§ **YOUR TASK**:
Without including the pictures, copy out every line below.

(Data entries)
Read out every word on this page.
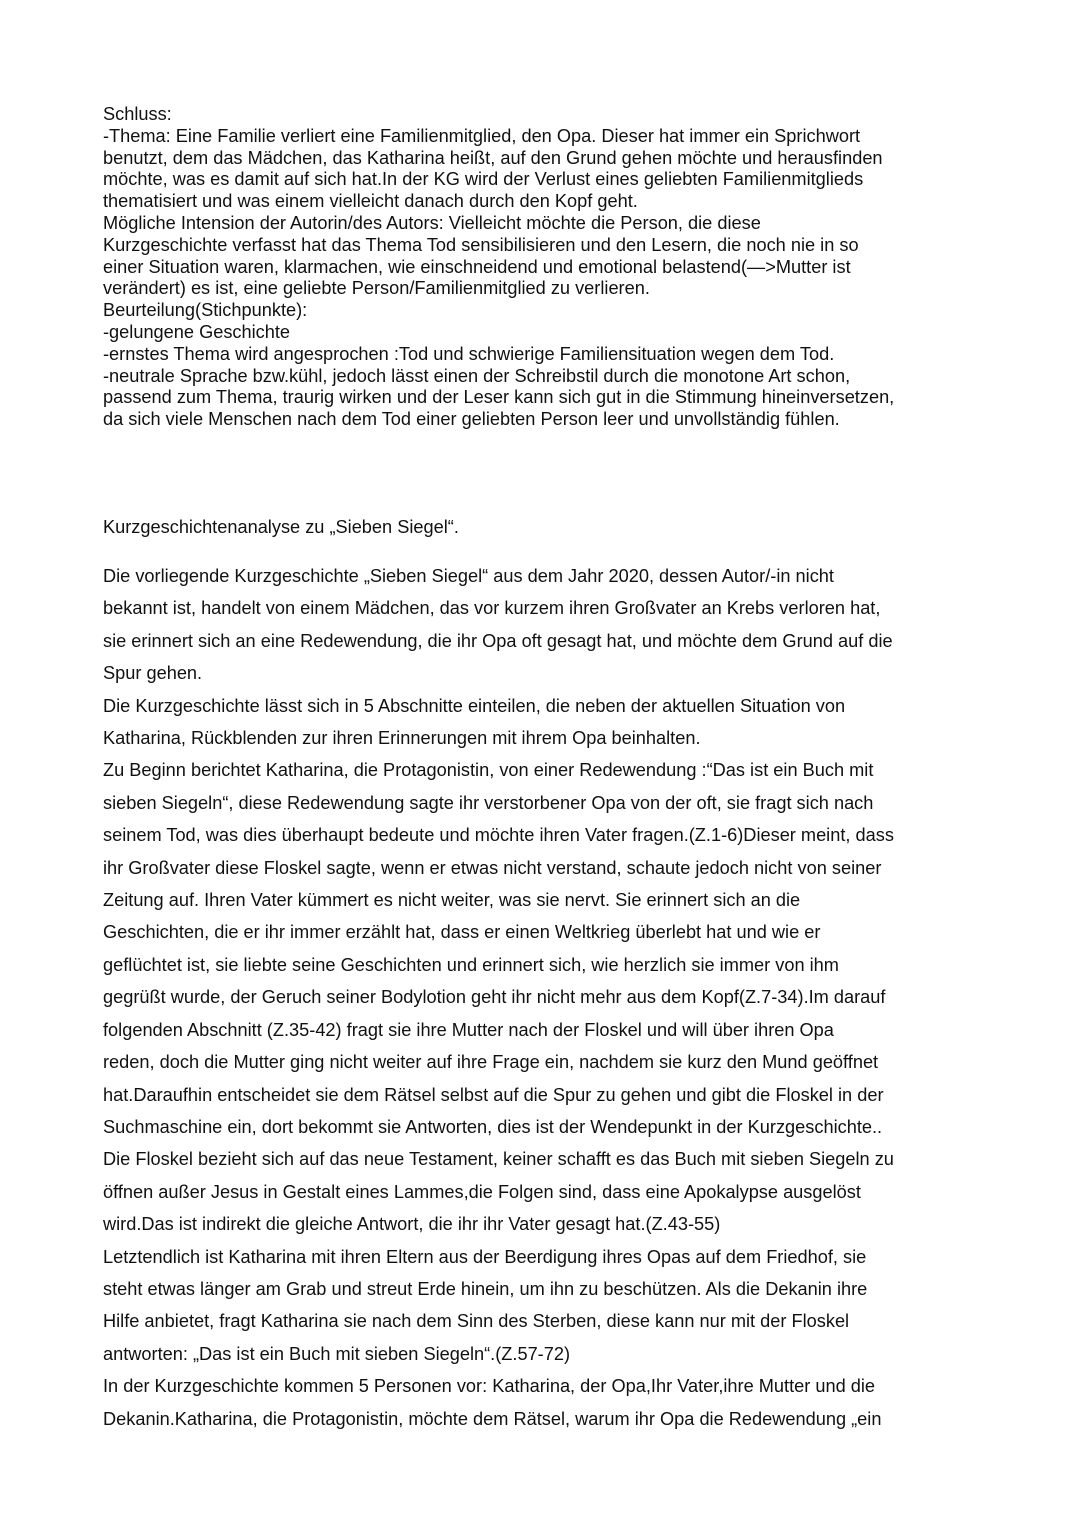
Schluss:

-Thema: Eine Familie verliert eine Familienmitglied, den Opa. Dieser hat immer ein Sprichwort

benutzt, dem das Mädchen, das Katharina heißt, auf den Grund gehen möchte und herausfinden

möchte, was es damit auf sich hat.In der KG wird der Verlust eines geliebten Familienmitglieds

thematisiert und was einem vielleicht danach durch den Kopf geht.

Mögliche Intension der Autorin/des Autors: Vielleicht möchte die Person, die diese

Kurzgeschichte verfasst hat das Thema Tod sensibilisieren und den Lesern, die noch nie in so

einer Situation waren, klarmachen, wie einschneidend und emotional belastend(—>Mutter ist

verändert) es ist, eine geliebte Person/Familienmitglied zu verlieren.

Beurteilung(Stichpunkte):

-gelungene Geschichte

-ernstes Thema wird angesprochen :Tod und schwierige Familiensituation wegen dem Tod.

-neutrale Sprache bzw.kühl, jedoch lässt einen der Schreibstil durch die monotone Art schon,

passend zum Thema, traurig wirken und der Leser kann sich gut in die Stimmung hineinversetzen,

da sich viele Menschen nach dem Tod einer geliebten Person leer und unvollständig fühlen.

Kurzgeschichtenanalyse zu „Sieben Siegel“.

Die vorliegende Kurzgeschichte „Sieben Siegel“ aus dem Jahr 2020, dessen Autor/-in nicht

bekannt ist, handelt von einem Mädchen, das vor kurzem ihren Großvater an Krebs verloren hat,

sie erinnert sich an eine Redewendung, die ihr Opa oft gesagt hat, und möchte dem Grund auf die

Spur gehen.

Die Kurzgeschichte lässt sich in 5 Abschnitte einteilen, die neben der aktuellen Situation von

Katharina, Rückblenden zur ihren Erinnerungen mit ihrem Opa beinhalten.

Zu Beginn berichtet Katharina, die Protagonistin, von einer Redewendung :“Das ist ein Buch mit

sieben Siegeln“, diese Redewendung sagte ihr verstorbener Opa von der oft, sie fragt sich nach

seinem Tod, was dies überhaupt bedeute und möchte ihren Vater fragen.(Z.1-6)Dieser meint, dass

ihr Großvater diese Floskel sagte, wenn er etwas nicht verstand, schaute jedoch nicht von seiner

Zeitung auf. Ihren Vater kümmert es nicht weiter, was sie nervt. Sie erinnert sich an die

Geschichten, die er ihr immer erzählt hat, dass er einen Weltkrieg überlebt hat und wie er

geflüchtet ist, sie liebte seine Geschichten und erinnert sich, wie herzlich sie immer von ihm

gegrüßt wurde, der Geruch seiner Bodylotion geht ihr nicht mehr aus dem Kopf(Z.7-34).Im darauf

folgenden Abschnitt (Z.35-42) fragt sie ihre Mutter nach der Floskel und will über ihren Opa

reden, doch die Mutter ging nicht weiter auf ihre Frage ein, nachdem sie kurz den Mund geöffnet

hat.Daraufhin entscheidet sie dem Rätsel selbst auf die Spur zu gehen und gibt die Floskel in der

Suchmaschine ein, dort bekommt sie Antworten, dies ist der Wendepunkt in der Kurzgeschichte..

Die Floskel bezieht sich auf das neue Testament, keiner schafft es das Buch mit sieben Siegeln zu

öffnen außer Jesus in Gestalt eines Lammes,die Folgen sind, dass eine Apokalypse ausgelöst

wird.Das ist indirekt die gleiche Antwort, die ihr ihr Vater gesagt hat.(Z.43-55)

Letztendlich ist Katharina mit ihren Eltern aus der Beerdigung ihres Opas auf dem Friedhof, sie

steht etwas länger am Grab und streut Erde hinein, um ihn zu beschützen. Als die Dekanin ihre

Hilfe anbietet, fragt Katharina sie nach dem Sinn des Sterben, diese kann nur mit der Floskel

antworten: „Das ist ein Buch mit sieben Siegeln“.(Z.57-72)

In der Kurzgeschichte kommen 5 Personen vor: Katharina, der Opa,Ihr Vater,ihre Mutter und die

Dekanin.Katharina, die Protagonistin, möchte dem Rätsel, warum ihr Opa die Redewendung „ein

§ **WORKED SOLUTION**:
Read out every word on this page.
Schluss:

-Thema: Eine Familie verliert eine Familienmitglied, den Opa. Dieser hat immer ein Sprichwort

benutzt, dem das Mädchen, das Katharina heißt, auf den Grund gehen möchte und herausfinden

möchte, was es damit auf sich hat.In der KG wird der Verlust eines geliebten Familienmitglieds

thematisiert und was einem vielleicht danach durch den Kopf geht.

Mögliche Intension der Autorin/des Autors: Vielleicht möchte die Person, die diese

Kurzgeschichte verfasst hat das Thema Tod sensibilisieren und den Lesern, die noch nie in so

einer Situation waren, klarmachen, wie einschneidend und emotional belastend(—>Mutter ist

verändert) es ist, eine geliebte Person/Familienmitglied zu verlieren.

Beurteilung(Stichpunkte):

-gelungene Geschichte

-ernstes Thema wird angesprochen :Tod und schwierige Familiensituation wegen dem Tod.

-neutrale Sprache bzw.kühl, jedoch lässt einen der Schreibstil durch die monotone Art schon,

passend zum Thema, traurig wirken und der Leser kann sich gut in die Stimmung hineinversetzen,

da sich viele Menschen nach dem Tod einer geliebten Person leer und unvollständig fühlen.

Kurzgeschichtenanalyse zu „Sieben Siegel“.

Die vorliegende Kurzgeschichte „Sieben Siegel“ aus dem Jahr 2020, dessen Autor/-in nicht

bekannt ist, handelt von einem Mädchen, das vor kurzem ihren Großvater an Krebs verloren hat,

sie erinnert sich an eine Redewendung, die ihr Opa oft gesagt hat, und möchte dem Grund auf die

Spur gehen.

Die Kurzgeschichte lässt sich in 5 Abschnitte einteilen, die neben der aktuellen Situation von

Katharina, Rückblenden zur ihren Erinnerungen mit ihrem Opa beinhalten.

Zu Beginn berichtet Katharina, die Protagonistin, von einer Redewendung :“Das ist ein Buch mit

sieben Siegeln“, diese Redewendung sagte ihr verstorbener Opa von der oft, sie fragt sich nach

seinem Tod, was dies überhaupt bedeute und möchte ihren Vater fragen.(Z.1-6)Dieser meint, dass

ihr Großvater diese Floskel sagte, wenn er etwas nicht verstand, schaute jedoch nicht von seiner

Zeitung auf. Ihren Vater kümmert es nicht weiter, was sie nervt. Sie erinnert sich an die

Geschichten, die er ihr immer erzählt hat, dass er einen Weltkrieg überlebt hat und wie er

geflüchtet ist, sie liebte seine Geschichten und erinnert sich, wie herzlich sie immer von ihm

gegrüßt wurde, der Geruch seiner Bodylotion geht ihr nicht mehr aus dem Kopf(Z.7-34).Im darauf

folgenden Abschnitt (Z.35-42) fragt sie ihre Mutter nach der Floskel und will über ihren Opa

reden, doch die Mutter ging nicht weiter auf ihre Frage ein, nachdem sie kurz den Mund geöffnet

hat.Daraufhin entscheidet sie dem Rätsel selbst auf die Spur zu gehen und gibt die Floskel in der

Suchmaschine ein, dort bekommt sie Antworten, dies ist der Wendepunkt in der Kurzgeschichte..

Die Floskel bezieht sich auf das neue Testament, keiner schafft es das Buch mit sieben Siegeln zu

öffnen außer Jesus in Gestalt eines Lammes,die Folgen sind, dass eine Apokalypse ausgelöst

wird.Das ist indirekt die gleiche Antwort, die ihr ihr Vater gesagt hat.(Z.43-55)

Letztendlich ist Katharina mit ihren Eltern aus der Beerdigung ihres Opas auf dem Friedhof, sie

steht etwas länger am Grab und streut Erde hinein, um ihn zu beschützen. Als die Dekanin ihre

Hilfe anbietet, fragt Katharina sie nach dem Sinn des Sterben, diese kann nur mit der Floskel

antworten: „Das ist ein Buch mit sieben Siegeln“.(Z.57-72)

In der Kurzgeschichte kommen 5 Personen vor: Katharina, der Opa,Ihr Vater,ihre Mutter und die

Dekanin.Katharina, die Protagonistin, möchte dem Rätsel, warum ihr Opa die Redewendung „ein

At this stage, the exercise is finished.